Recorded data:
__________________________________________________
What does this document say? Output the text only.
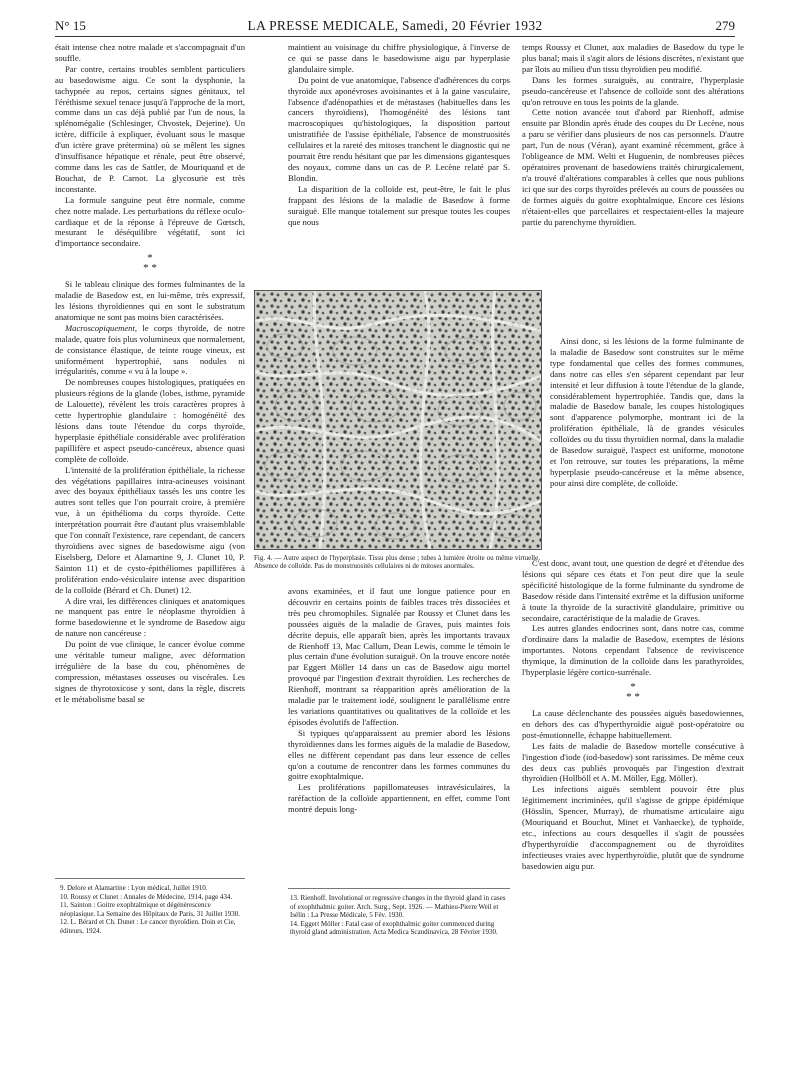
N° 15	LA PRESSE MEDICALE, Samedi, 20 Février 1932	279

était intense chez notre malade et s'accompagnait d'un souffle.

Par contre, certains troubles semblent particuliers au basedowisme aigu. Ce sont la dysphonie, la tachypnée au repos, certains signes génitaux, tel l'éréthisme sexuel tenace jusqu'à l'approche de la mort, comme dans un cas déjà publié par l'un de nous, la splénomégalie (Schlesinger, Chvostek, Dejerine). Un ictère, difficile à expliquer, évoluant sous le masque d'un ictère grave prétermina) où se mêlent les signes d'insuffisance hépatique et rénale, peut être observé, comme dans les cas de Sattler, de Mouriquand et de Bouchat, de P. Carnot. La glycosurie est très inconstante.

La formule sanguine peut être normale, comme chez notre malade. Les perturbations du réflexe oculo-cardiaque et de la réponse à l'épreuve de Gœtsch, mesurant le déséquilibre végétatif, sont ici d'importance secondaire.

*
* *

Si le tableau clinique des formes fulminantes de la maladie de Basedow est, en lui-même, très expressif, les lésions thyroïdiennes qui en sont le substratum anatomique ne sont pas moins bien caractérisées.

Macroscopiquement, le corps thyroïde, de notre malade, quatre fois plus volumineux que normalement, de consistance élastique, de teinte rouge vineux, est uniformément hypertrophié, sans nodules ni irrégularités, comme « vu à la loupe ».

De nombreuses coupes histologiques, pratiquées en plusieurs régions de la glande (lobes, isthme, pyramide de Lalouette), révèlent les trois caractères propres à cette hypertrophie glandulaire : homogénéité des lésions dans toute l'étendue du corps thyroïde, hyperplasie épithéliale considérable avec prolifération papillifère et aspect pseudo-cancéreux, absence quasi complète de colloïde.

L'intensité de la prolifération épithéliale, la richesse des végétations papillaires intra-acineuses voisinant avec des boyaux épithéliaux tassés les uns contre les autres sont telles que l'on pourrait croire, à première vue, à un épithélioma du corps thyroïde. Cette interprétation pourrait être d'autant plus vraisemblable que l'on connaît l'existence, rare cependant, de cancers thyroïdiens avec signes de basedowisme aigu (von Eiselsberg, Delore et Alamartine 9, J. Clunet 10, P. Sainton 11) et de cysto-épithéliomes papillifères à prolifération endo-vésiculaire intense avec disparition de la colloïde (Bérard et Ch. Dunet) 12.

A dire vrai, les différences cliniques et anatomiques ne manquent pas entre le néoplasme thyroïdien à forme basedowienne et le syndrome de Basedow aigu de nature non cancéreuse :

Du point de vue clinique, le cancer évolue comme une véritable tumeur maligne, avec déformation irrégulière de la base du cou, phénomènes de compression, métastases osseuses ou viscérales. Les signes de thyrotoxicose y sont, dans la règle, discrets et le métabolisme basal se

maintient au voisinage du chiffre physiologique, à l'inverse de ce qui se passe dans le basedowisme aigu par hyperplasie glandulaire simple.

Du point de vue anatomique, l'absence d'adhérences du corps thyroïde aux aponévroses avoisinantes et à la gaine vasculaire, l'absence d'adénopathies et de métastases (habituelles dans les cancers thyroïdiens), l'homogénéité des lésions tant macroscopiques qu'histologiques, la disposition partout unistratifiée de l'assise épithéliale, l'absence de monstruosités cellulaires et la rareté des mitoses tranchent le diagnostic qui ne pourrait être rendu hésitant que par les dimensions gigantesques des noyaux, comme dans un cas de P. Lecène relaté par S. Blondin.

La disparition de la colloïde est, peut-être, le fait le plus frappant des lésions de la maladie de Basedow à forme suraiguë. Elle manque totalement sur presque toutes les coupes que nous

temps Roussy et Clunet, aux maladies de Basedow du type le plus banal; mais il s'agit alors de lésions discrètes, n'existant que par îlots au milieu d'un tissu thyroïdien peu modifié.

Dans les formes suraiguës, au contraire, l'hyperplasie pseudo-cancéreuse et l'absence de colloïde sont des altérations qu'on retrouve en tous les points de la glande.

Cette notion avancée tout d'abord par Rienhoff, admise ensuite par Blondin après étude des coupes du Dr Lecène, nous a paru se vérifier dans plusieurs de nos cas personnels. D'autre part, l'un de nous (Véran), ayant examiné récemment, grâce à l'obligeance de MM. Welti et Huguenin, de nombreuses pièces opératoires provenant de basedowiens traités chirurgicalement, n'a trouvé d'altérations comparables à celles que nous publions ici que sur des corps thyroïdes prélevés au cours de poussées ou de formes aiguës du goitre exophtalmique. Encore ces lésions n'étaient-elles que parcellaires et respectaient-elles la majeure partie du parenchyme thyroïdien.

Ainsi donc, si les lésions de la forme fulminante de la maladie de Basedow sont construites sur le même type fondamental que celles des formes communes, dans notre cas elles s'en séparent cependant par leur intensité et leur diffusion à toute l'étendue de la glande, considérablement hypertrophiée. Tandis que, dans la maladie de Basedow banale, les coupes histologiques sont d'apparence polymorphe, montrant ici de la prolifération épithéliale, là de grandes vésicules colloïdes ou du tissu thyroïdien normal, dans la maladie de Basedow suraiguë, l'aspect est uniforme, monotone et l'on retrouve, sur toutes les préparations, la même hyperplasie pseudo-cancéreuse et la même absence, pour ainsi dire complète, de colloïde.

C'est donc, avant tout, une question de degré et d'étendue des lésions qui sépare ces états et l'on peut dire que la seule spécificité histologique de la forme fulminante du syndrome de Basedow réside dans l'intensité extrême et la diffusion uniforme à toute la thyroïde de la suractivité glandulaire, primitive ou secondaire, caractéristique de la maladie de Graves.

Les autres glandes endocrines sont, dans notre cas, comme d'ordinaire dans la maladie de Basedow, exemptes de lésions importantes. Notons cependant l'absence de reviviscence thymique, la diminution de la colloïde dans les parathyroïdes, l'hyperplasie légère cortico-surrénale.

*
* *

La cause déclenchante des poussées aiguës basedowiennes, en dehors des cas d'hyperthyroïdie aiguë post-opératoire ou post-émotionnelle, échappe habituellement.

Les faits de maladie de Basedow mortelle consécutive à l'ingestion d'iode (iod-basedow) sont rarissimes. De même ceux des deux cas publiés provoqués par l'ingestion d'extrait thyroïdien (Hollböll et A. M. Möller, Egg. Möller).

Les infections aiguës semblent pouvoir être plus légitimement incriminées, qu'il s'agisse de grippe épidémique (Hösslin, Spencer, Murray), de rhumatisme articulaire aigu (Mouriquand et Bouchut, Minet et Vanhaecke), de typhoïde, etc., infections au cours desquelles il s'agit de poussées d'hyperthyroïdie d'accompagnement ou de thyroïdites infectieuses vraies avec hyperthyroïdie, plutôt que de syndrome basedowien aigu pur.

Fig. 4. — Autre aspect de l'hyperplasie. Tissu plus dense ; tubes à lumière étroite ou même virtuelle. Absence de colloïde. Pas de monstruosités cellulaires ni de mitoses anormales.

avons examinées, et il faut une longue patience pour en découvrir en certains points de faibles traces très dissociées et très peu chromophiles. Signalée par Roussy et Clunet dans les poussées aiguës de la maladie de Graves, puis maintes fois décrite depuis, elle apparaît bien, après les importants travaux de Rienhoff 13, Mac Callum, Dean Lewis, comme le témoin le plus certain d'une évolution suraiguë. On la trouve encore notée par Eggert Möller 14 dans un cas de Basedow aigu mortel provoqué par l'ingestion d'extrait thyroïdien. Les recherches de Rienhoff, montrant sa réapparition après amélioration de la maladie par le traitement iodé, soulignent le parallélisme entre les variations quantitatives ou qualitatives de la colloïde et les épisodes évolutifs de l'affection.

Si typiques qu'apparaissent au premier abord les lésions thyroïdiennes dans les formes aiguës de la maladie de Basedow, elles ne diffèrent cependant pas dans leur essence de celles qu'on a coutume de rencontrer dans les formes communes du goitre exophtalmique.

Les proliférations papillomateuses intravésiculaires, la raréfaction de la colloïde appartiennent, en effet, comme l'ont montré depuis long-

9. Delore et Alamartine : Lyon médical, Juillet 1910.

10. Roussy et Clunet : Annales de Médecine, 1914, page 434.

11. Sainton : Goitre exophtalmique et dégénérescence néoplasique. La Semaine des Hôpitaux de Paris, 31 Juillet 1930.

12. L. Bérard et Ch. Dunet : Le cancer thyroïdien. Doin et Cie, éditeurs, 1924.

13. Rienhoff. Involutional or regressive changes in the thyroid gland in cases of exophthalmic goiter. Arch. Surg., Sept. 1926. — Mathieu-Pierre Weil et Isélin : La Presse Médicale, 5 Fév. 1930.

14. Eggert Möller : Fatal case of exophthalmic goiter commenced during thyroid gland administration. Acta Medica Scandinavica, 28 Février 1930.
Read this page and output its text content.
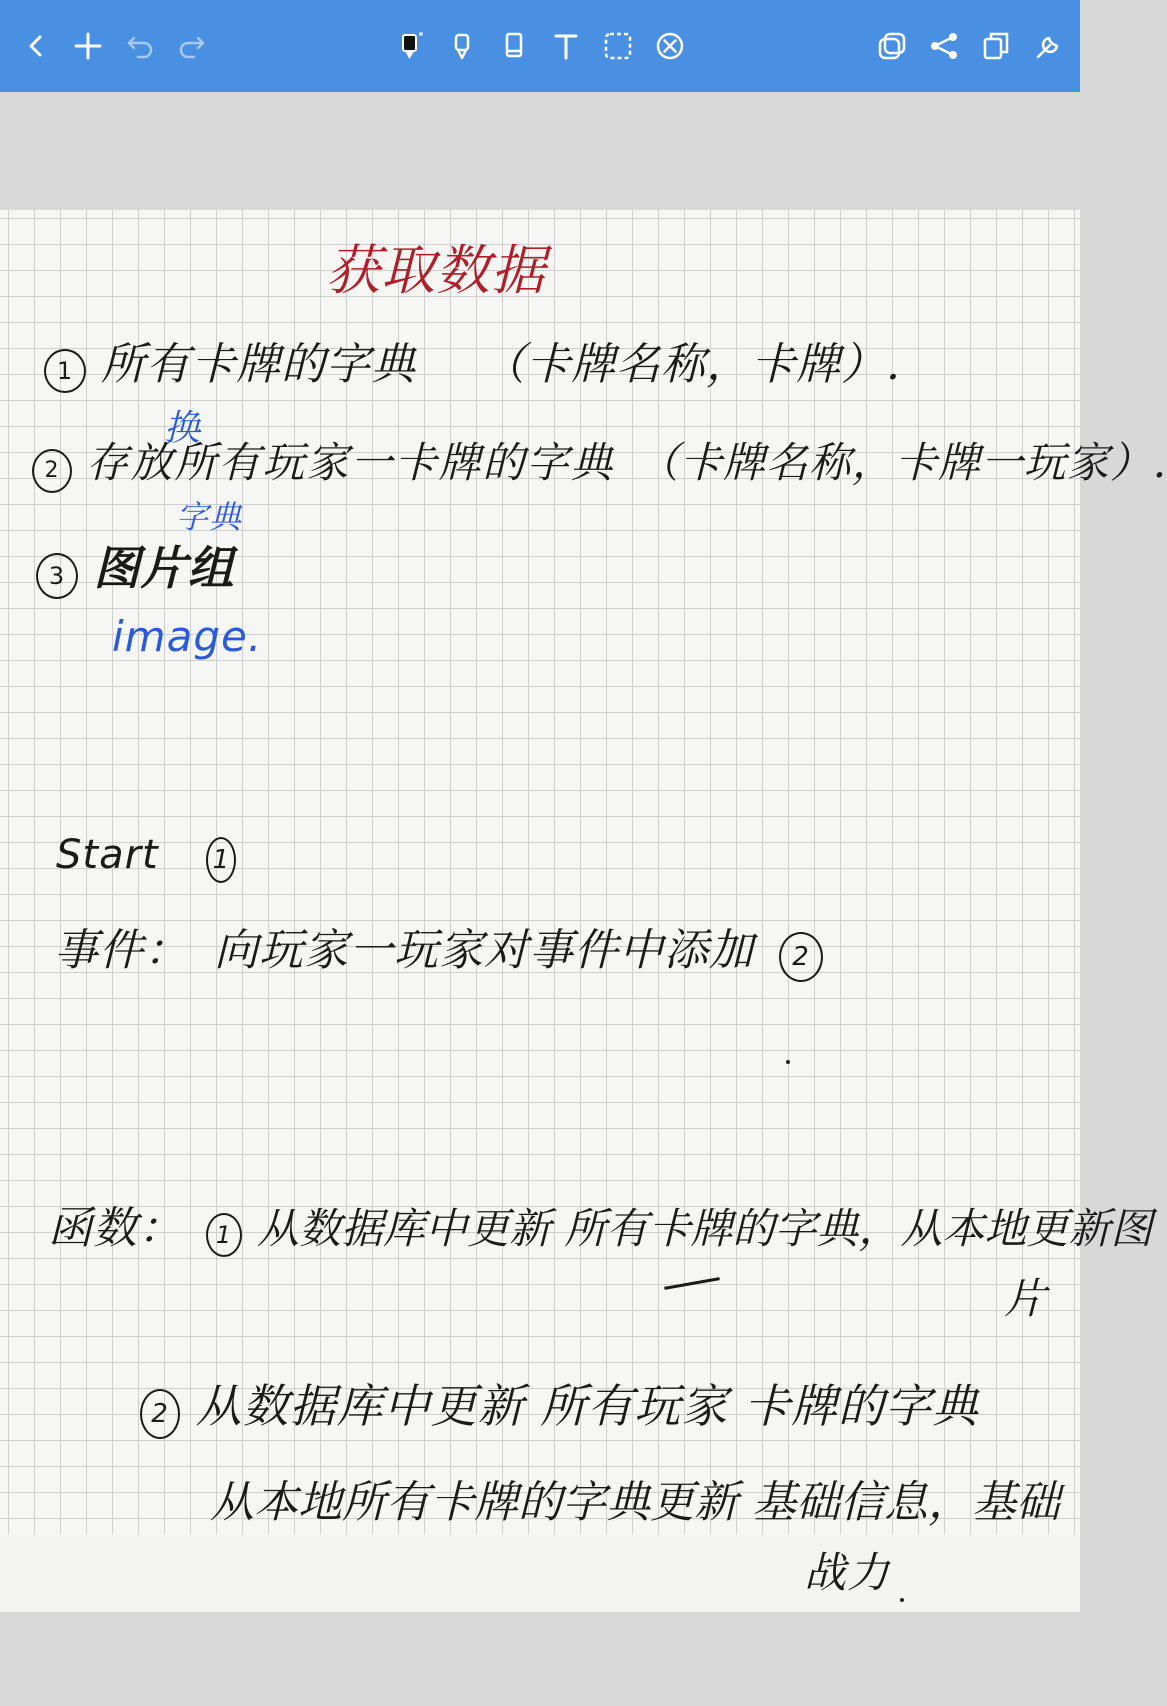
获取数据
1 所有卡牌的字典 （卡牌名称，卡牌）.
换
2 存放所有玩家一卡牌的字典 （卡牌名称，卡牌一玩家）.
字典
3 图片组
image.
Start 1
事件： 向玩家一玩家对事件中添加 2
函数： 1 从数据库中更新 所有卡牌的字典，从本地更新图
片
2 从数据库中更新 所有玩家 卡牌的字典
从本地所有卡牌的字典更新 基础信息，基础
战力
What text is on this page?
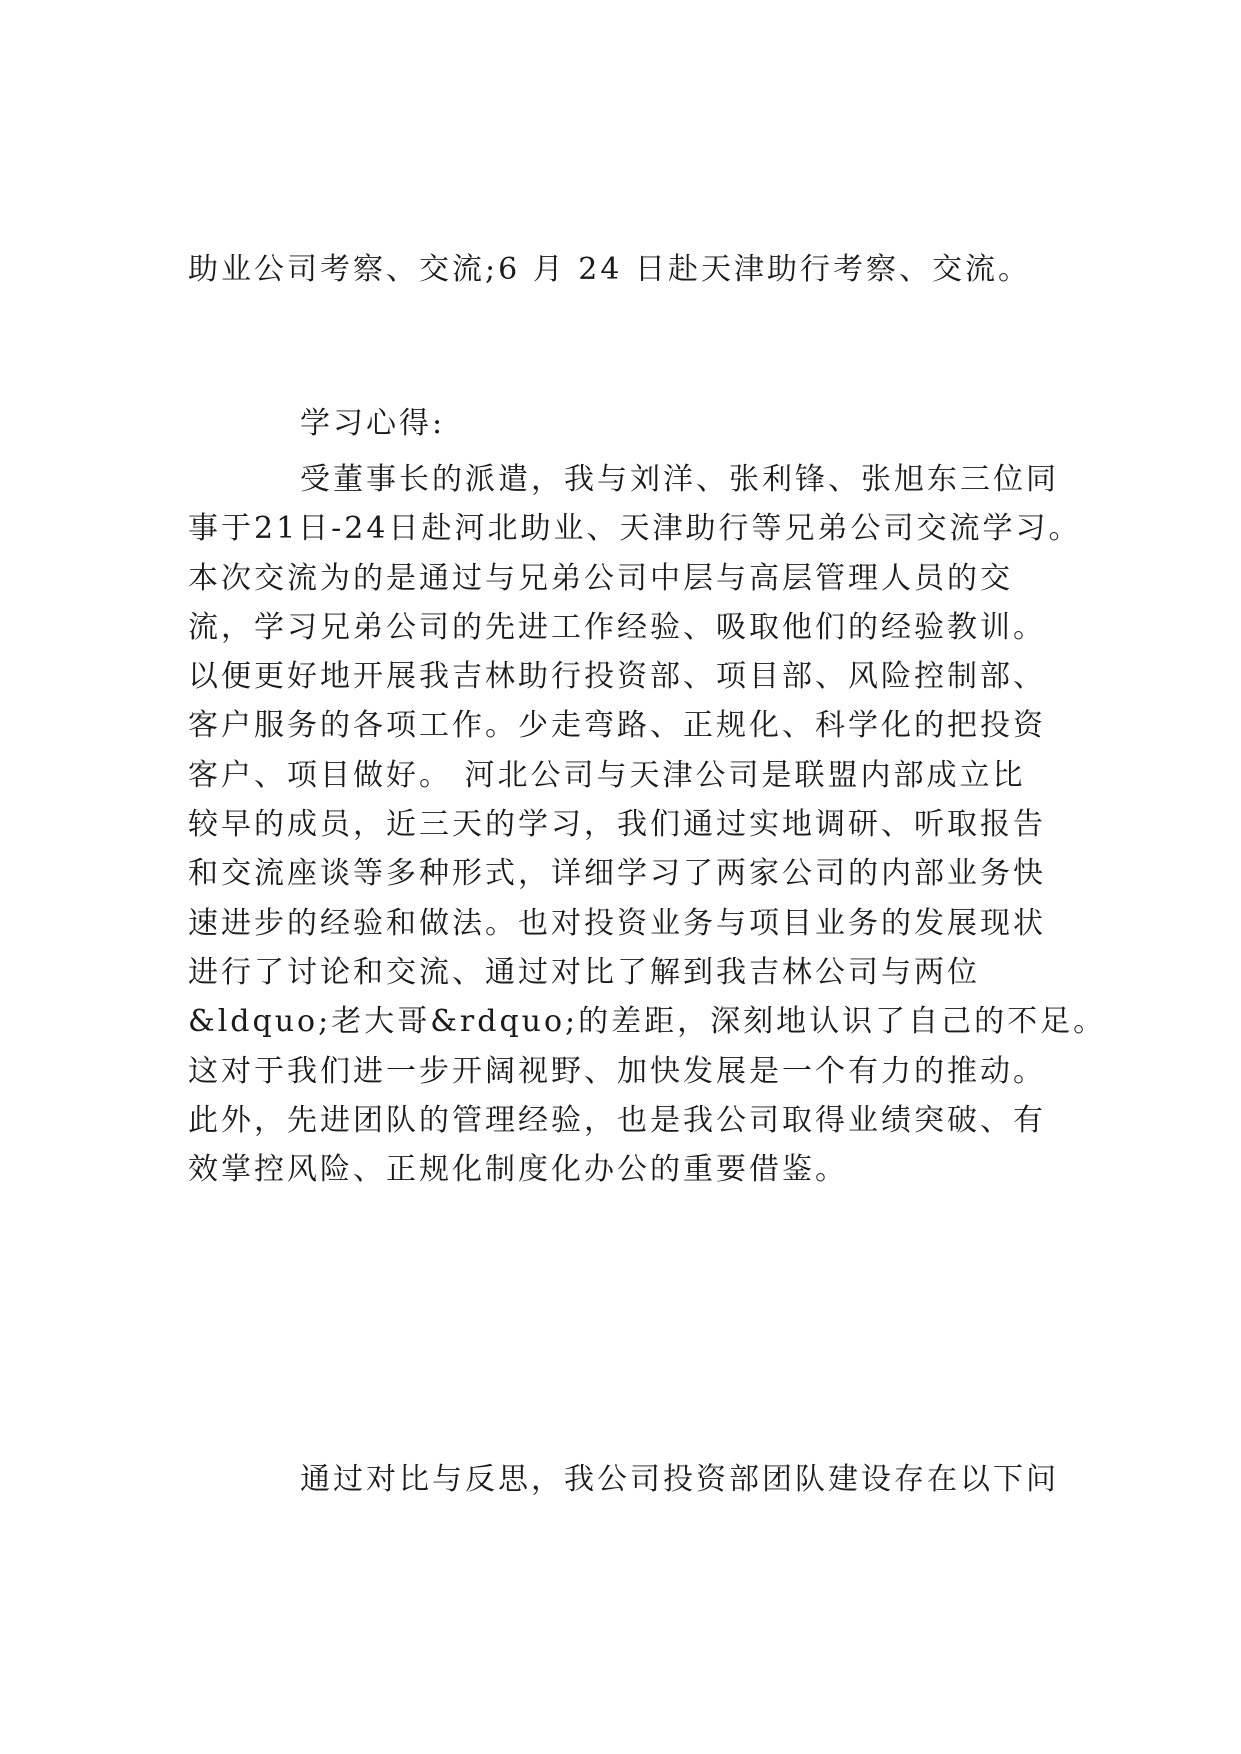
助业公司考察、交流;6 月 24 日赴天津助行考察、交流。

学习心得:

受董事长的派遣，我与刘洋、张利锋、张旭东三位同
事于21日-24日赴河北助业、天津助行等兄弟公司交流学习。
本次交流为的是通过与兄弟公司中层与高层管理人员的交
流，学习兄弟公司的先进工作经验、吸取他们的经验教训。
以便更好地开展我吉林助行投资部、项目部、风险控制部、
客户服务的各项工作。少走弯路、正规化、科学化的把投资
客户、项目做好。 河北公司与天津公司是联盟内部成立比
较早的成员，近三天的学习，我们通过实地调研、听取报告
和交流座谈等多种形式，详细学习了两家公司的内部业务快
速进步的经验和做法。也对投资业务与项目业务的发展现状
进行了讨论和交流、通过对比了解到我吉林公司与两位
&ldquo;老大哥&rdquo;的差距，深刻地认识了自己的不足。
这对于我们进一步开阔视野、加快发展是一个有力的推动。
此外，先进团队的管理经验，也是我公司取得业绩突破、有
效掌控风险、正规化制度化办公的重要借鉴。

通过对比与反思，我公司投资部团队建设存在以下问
__________________________________________________
WHAT TO DO >>
Starting from the line where "Read this page and output its text content." appears, copy every line through the end of the material, both ends included, but no pictures.

RESULT OF THE TASK >>
Read this page and output its text content.
获取数据
1 所有卡牌的字典 （卡牌名称，卡牌）.
换
2 存放所有玩家一卡牌的字典 （卡牌名称，卡牌一玩家）.
字典
3 图片组
image.
Start 1
事件： 向玩家一玩家对事件中添加 2
函数： 1 从数据库中更新 所有卡牌的字典，从本地更新图
片
2 从数据库中更新 所有玩家 卡牌的字典
从本地所有卡牌的字典更新 基础信息，基础
战力
What text is on this page?
助业公司考察、交流;6 月 24 日赴天津助行考察、交流。

学习心得:

受董事长的派遣，我与刘洋、张利锋、张旭东三位同
事于21日-24日赴河北助业、天津助行等兄弟公司交流学习。
本次交流为的是通过与兄弟公司中层与高层管理人员的交
流，学习兄弟公司的先进工作经验、吸取他们的经验教训。
以便更好地开展我吉林助行投资部、项目部、风险控制部、
客户服务的各项工作。少走弯路、正规化、科学化的把投资
客户、项目做好。 河北公司与天津公司是联盟内部成立比
较早的成员，近三天的学习，我们通过实地调研、听取报告
和交流座谈等多种形式，详细学习了两家公司的内部业务快
速进步的经验和做法。也对投资业务与项目业务的发展现状
进行了讨论和交流、通过对比了解到我吉林公司与两位
&ldquo;老大哥&rdquo;的差距，深刻地认识了自己的不足。
这对于我们进一步开阔视野、加快发展是一个有力的推动。
此外，先进团队的管理经验，也是我公司取得业绩突破、有
效掌控风险、正规化制度化办公的重要借鉴。

通过对比与反思，我公司投资部团队建设存在以下问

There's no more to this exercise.